▶ _Written request_
Copy every line in the records below that contains the word "شرکت".

▶ _Data provided_
______________________________

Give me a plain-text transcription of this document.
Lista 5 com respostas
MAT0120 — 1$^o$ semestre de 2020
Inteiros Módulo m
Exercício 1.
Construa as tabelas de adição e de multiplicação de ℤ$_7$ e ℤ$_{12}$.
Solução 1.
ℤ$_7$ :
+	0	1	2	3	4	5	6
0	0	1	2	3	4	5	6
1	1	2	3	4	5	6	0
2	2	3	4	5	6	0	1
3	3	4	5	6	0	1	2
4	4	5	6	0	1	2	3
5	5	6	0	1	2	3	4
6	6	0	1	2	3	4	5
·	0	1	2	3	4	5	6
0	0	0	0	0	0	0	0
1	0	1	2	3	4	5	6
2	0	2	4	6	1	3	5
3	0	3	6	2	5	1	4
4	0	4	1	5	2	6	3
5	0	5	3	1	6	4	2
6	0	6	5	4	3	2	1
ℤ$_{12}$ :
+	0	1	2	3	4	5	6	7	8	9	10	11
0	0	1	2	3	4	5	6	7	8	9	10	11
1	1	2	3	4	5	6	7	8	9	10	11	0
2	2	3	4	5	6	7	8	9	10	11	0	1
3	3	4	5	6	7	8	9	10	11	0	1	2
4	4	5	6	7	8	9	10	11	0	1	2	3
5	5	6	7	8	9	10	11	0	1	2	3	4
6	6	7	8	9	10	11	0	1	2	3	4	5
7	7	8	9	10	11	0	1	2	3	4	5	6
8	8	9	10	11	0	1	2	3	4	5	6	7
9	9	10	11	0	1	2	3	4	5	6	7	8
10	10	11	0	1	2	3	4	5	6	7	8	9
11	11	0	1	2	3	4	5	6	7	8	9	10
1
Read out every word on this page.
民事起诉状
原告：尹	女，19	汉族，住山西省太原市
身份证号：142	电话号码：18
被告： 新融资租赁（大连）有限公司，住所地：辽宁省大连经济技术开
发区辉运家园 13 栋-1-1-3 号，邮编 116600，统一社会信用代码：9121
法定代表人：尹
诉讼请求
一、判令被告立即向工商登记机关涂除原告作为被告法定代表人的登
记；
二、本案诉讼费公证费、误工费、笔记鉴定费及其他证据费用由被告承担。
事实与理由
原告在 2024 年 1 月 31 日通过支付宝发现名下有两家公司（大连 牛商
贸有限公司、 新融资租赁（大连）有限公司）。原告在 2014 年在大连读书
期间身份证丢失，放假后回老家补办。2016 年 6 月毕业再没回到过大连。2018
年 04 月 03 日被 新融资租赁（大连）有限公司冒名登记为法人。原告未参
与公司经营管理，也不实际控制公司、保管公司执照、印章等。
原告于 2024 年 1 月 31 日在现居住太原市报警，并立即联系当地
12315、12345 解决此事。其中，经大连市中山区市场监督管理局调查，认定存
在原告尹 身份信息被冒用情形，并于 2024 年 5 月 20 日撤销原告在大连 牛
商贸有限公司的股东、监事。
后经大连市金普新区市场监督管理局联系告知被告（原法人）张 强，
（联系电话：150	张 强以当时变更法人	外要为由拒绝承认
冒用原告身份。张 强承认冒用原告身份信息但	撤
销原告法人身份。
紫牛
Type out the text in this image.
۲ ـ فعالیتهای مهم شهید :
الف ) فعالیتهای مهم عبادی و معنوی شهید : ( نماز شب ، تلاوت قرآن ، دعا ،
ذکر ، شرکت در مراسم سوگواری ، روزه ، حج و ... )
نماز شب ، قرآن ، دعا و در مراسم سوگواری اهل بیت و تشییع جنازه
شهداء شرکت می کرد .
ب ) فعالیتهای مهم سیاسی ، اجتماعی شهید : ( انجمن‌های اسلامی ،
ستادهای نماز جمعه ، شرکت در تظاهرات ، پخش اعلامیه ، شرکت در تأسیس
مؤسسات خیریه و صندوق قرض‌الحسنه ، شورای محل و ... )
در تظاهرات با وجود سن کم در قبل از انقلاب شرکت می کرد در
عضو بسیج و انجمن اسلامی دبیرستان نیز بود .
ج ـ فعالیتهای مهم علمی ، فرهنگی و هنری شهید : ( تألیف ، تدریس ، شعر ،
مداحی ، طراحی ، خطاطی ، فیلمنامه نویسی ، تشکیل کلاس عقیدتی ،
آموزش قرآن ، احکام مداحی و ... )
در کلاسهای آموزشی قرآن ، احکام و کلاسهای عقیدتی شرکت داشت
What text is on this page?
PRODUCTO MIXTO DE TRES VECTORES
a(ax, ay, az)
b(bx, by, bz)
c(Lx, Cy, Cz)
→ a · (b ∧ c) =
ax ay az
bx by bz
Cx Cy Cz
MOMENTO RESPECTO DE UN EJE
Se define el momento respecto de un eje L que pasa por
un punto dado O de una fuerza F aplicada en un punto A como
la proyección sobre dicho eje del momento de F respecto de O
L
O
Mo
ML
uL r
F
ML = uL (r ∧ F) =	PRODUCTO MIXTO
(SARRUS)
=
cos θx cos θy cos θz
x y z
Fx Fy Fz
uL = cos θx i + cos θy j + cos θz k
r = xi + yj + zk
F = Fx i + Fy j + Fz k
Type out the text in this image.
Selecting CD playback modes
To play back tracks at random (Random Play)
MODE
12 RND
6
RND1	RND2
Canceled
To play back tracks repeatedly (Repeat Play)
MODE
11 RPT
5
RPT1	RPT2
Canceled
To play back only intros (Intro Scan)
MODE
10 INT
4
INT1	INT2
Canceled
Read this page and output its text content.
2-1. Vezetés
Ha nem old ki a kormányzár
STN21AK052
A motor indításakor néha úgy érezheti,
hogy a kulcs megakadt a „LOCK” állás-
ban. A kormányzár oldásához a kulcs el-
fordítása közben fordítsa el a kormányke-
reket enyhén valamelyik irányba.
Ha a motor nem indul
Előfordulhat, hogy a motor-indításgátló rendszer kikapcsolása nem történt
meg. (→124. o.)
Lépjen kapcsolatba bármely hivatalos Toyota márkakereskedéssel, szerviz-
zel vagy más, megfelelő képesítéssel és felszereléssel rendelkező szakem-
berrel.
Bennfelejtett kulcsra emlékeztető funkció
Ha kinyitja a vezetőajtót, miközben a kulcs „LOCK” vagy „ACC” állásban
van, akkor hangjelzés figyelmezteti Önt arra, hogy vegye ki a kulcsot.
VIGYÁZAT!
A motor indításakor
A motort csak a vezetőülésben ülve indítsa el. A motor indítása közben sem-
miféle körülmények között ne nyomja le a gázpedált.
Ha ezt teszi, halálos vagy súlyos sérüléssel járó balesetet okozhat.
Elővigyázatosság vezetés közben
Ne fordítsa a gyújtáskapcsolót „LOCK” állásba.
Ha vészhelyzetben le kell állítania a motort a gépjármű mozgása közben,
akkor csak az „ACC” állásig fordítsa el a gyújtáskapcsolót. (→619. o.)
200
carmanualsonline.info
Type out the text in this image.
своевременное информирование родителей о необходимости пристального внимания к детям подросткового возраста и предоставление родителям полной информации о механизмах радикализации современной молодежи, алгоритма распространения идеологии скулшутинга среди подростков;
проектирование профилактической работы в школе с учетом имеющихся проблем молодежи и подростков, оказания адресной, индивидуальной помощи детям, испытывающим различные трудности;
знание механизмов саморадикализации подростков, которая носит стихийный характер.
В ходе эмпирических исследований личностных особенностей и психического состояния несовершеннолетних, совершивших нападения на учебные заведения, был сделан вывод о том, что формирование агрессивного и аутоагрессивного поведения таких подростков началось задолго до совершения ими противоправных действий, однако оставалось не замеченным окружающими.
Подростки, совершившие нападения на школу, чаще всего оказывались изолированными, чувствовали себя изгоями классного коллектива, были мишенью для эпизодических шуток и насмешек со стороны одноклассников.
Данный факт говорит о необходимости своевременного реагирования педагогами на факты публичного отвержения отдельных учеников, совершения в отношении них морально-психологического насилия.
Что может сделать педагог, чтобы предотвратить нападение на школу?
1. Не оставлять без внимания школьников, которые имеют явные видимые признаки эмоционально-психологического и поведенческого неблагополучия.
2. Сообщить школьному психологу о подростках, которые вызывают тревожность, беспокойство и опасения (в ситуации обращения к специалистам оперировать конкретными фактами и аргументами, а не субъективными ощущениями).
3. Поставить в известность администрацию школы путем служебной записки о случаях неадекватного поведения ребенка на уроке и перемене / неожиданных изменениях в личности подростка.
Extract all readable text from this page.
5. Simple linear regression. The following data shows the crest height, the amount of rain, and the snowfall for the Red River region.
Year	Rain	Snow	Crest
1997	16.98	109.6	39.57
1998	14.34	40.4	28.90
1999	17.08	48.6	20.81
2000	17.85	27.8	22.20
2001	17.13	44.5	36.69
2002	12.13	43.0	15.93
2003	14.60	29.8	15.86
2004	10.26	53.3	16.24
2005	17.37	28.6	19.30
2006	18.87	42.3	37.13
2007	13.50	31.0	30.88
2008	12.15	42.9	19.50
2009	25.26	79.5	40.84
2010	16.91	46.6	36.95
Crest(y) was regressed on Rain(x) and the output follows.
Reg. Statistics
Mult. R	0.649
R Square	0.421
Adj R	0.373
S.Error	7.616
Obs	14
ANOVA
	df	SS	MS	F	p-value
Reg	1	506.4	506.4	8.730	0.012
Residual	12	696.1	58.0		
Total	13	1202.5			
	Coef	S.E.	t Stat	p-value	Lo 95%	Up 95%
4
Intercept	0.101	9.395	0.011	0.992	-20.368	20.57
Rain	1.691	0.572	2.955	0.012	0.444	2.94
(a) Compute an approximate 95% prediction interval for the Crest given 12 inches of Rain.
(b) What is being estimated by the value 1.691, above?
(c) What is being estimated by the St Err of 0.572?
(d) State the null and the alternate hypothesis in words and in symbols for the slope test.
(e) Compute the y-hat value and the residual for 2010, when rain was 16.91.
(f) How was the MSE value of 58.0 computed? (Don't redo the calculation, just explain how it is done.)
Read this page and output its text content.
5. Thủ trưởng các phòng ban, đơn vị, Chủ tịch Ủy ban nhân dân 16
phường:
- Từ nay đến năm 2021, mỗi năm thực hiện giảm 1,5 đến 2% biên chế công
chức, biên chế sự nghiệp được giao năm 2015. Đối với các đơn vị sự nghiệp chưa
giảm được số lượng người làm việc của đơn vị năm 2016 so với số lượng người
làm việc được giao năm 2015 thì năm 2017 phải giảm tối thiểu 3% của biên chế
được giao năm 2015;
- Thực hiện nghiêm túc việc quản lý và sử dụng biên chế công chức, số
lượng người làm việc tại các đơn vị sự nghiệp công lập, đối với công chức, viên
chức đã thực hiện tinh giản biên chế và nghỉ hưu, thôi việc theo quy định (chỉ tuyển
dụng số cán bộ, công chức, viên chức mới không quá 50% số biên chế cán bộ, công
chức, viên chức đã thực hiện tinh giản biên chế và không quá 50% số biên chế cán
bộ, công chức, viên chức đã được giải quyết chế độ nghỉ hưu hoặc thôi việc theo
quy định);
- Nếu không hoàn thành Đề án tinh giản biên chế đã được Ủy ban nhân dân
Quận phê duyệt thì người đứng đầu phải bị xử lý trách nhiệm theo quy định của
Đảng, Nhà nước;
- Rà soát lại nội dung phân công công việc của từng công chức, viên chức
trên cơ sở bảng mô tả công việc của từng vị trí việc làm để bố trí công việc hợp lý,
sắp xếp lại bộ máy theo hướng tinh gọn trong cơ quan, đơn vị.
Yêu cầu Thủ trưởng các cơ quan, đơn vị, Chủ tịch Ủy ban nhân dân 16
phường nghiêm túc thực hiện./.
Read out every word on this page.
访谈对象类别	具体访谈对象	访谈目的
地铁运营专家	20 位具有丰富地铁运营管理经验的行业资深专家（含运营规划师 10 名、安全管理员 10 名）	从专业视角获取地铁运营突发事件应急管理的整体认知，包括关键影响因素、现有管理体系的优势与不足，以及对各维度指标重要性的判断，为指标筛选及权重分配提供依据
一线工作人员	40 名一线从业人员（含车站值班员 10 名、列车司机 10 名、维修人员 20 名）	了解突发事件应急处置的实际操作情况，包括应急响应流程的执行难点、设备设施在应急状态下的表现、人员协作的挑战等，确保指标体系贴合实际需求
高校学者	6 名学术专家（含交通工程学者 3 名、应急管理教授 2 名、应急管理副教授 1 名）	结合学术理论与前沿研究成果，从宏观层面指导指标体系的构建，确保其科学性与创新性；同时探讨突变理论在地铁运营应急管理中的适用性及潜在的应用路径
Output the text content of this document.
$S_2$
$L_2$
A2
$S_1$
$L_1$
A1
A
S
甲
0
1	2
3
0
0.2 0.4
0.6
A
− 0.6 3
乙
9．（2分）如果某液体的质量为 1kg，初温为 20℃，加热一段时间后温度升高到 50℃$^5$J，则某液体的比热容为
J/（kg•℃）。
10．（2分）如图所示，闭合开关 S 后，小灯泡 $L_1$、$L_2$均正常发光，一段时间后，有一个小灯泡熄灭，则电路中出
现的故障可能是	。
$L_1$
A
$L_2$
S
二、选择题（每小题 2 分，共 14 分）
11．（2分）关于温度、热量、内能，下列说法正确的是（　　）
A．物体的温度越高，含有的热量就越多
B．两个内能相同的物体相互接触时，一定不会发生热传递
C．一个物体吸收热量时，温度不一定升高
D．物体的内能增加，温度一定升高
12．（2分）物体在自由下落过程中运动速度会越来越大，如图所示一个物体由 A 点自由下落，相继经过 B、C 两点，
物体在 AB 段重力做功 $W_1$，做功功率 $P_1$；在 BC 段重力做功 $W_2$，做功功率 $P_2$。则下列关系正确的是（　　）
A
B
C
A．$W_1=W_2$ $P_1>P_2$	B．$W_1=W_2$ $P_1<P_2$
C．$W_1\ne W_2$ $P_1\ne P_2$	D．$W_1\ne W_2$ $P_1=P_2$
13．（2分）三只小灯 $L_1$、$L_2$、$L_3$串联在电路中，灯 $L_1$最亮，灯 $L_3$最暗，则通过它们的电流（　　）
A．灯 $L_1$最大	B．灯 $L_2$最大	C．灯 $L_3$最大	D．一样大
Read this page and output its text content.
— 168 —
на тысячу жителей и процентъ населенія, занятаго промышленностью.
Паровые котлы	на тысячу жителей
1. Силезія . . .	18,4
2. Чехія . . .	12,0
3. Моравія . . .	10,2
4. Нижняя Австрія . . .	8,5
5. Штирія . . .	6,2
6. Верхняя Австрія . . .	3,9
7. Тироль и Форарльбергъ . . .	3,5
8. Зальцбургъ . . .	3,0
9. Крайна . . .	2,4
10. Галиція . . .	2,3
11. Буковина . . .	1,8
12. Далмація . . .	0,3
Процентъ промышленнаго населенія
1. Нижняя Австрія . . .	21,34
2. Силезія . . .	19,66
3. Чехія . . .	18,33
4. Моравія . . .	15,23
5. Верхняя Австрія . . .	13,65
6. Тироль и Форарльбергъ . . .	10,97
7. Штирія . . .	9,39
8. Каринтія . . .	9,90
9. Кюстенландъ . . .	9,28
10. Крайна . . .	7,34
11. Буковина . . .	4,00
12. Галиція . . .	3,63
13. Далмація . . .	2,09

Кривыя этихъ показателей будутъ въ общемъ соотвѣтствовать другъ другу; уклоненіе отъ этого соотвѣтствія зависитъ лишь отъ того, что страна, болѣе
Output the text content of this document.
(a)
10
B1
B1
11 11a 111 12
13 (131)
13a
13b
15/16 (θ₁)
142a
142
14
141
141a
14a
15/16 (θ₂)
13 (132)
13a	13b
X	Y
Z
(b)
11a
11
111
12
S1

______________________________

▶ _Correct result_
ذکر ، شرکت در مراسم سوگواری ، روزه ، حج و ... )
شهداء شرکت می کرد .
ستادهای نماز جمعه ، شرکت در تظاهرات ، پخش اعلامیه ، شرکت در تأسیس
در تظاهرات با وجود سن کم در قبل از انقلاب شرکت می کرد در
در کلاسهای آموزشی قرآن ، احکام و کلاسهای عقیدتی شرکت داشت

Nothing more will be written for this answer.